## To do
Write every line of the material out exactly as shown.

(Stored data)
** begin **

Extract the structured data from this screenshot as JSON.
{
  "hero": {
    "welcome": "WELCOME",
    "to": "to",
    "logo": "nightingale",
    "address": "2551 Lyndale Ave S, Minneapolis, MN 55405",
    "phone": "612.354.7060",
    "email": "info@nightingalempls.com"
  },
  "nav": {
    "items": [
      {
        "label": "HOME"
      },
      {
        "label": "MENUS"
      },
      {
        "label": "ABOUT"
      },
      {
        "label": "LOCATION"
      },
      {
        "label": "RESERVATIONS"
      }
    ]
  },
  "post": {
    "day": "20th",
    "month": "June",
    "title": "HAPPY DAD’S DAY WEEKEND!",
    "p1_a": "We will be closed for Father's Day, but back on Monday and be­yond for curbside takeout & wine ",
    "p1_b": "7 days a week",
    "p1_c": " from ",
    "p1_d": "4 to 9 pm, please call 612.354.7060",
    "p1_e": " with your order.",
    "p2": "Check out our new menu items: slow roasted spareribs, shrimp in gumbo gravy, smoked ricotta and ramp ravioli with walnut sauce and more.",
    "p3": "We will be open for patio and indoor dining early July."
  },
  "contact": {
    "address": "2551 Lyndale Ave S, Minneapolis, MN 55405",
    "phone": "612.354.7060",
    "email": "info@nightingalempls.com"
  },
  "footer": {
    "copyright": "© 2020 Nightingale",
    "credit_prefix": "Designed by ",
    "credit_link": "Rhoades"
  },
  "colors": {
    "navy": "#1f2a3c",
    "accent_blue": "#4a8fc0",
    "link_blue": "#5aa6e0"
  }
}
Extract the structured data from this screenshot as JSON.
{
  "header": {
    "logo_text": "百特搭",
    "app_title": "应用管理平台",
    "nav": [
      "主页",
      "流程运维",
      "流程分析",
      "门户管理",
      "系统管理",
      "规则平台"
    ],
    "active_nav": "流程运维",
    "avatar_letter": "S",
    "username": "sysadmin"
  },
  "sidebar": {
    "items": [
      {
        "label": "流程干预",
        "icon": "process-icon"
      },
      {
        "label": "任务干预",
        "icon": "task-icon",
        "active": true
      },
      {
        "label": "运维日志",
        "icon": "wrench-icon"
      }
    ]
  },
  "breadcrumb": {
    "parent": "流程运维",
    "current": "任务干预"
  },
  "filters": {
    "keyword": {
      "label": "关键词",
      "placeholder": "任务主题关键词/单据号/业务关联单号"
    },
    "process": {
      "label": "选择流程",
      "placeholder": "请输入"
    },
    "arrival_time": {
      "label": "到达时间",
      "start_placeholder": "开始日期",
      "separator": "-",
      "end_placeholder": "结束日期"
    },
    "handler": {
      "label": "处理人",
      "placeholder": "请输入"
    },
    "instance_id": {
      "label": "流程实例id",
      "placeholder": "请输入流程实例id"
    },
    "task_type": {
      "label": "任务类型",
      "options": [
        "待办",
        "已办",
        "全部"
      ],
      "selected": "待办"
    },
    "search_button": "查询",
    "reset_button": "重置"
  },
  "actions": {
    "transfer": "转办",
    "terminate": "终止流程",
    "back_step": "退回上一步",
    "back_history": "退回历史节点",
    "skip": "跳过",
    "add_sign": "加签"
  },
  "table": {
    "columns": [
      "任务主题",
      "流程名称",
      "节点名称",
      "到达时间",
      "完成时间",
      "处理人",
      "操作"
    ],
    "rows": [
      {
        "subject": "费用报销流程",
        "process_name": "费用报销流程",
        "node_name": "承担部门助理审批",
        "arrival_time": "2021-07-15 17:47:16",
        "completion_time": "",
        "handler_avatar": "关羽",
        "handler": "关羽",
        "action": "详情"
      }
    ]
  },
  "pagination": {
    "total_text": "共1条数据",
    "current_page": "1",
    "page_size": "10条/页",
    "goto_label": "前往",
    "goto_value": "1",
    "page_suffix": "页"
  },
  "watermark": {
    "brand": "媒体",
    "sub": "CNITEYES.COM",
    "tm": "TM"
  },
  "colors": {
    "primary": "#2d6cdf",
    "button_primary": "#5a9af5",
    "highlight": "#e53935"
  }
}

** end **

## Correct response
Extract the structured data from this screenshot as JSON.
{
  "hero": {
    "welcome": "WELCOME",
    "to": "to",
    "logo": "nightingale",
    "address": "2551 Lyndale Ave S, Minneapolis, MN 55405",
    "phone": "612.354.7060",
    "email": "info@nightingalempls.com"
  },
  "nav": {
    "items": [
      {
        "label": "HOME"
      },
      {
        "label": "MENUS"
      },
      {
        "label": "ABOUT"
      },
      {
        "label": "LOCATION"
      },
      {
        "label": "RESERVATIONS"
      }
    ]
  },
  "post": {
    "day": "20th",
    "month": "June",
    "title": "HAPPY DAD’S DAY WEEKEND!",
    "p1_a": "We will be closed for Father's Day, but back on Monday and be­yond for curbside takeout & wine ",
    "p1_b": "7 days a week",
    "p1_c": " from ",
    "p1_d": "4 to 9 pm, please call 612.354.7060",
    "p1_e": " with your order.",
    "p2": "Check out our new menu items: slow roasted spareribs, shrimp in gumbo gravy, smoked ricotta and ramp ravioli with walnut sauce and more.",
    "p3": "We will be open for patio and indoor dining early July."
  },
  "contact": {
    "address": "2551 Lyndale Ave S, Minneapolis, MN 55405",
    "phone": "612.354.7060",
    "email": "info@nightingalempls.com"
  },
  "footer": {
    "copyright": "© 2020 Nightingale",
    "credit_prefix": "Designed by ",
    "credit_link": "Rhoades"
  },
  "colors": {
    "navy": "#1f2a3c",
    "accent_blue": "#4a8fc0",
    "link_blue": "#5aa6e0"
  }
}
Extract the structured data from this screenshot as JSON.
{
  "header": {
    "logo_text": "百特搭",
    "app_title": "应用管理平台",
    "nav": [
      "主页",
      "流程运维",
      "流程分析",
      "门户管理",
      "系统管理",
      "规则平台"
    ],
    "active_nav": "流程运维",
    "avatar_letter": "S",
    "username": "sysadmin"
  },
  "sidebar": {
    "items": [
      {
        "label": "流程干预",
        "icon": "process-icon"
      },
      {
        "label": "任务干预",
        "icon": "task-icon",
        "active": true
      },
      {
        "label": "运维日志",
        "icon": "wrench-icon"
      }
    ]
  },
  "breadcrumb": {
    "parent": "流程运维",
    "current": "任务干预"
  },
  "filters": {
    "keyword": {
      "label": "关键词",
      "placeholder": "任务主题关键词/单据号/业务关联单号"
    },
    "process": {
      "label": "选择流程",
      "placeholder": "请输入"
    },
    "arrival_time": {
      "label": "到达时间",
      "start_placeholder": "开始日期",
      "separator": "-",
      "end_placeholder": "结束日期"
    },
    "handler": {
      "label": "处理人",
      "placeholder": "请输入"
    },
    "instance_id": {
      "label": "流程实例id",
      "placeholder": "请输入流程实例id"
    },
    "task_type": {
      "label": "任务类型",
      "options": [
        "待办",
        "已办",
        "全部"
      ],
      "selected": "待办"
    },
    "search_button": "查询",
    "reset_button": "重置"
  },
  "actions": {
    "transfer": "转办",
    "terminate": "终止流程",
    "back_step": "退回上一步",
    "back_history": "退回历史节点",
    "skip": "跳过",
    "add_sign": "加签"
  },
  "table": {
    "columns": [
      "任务主题",
      "流程名称",
      "节点名称",
      "到达时间",
      "完成时间",
      "处理人",
      "操作"
    ],
    "rows": [
      {
        "subject": "费用报销流程",
        "process_name": "费用报销流程",
        "node_name": "承担部门助理审批",
        "arrival_time": "2021-07-15 17:47:16",
        "completion_time": "",
        "handler_avatar": "关羽",
        "handler": "关羽",
        "action": "详情"
      }
    ]
  },
  "pagination": {
    "total_text": "共1条数据",
    "current_page": "1",
    "page_size": "10条/页",
    "goto_label": "前往",
    "goto_value": "1",
    "page_suffix": "页"
  },
  "watermark": {
    "brand": "媒体",
    "sub": "CNITEYES.COM",
    "tm": "TM"
  },
  "colors": {
    "primary": "#2d6cdf",
    "button_primary": "#5a9af5",
    "highlight": "#e53935"
  }
}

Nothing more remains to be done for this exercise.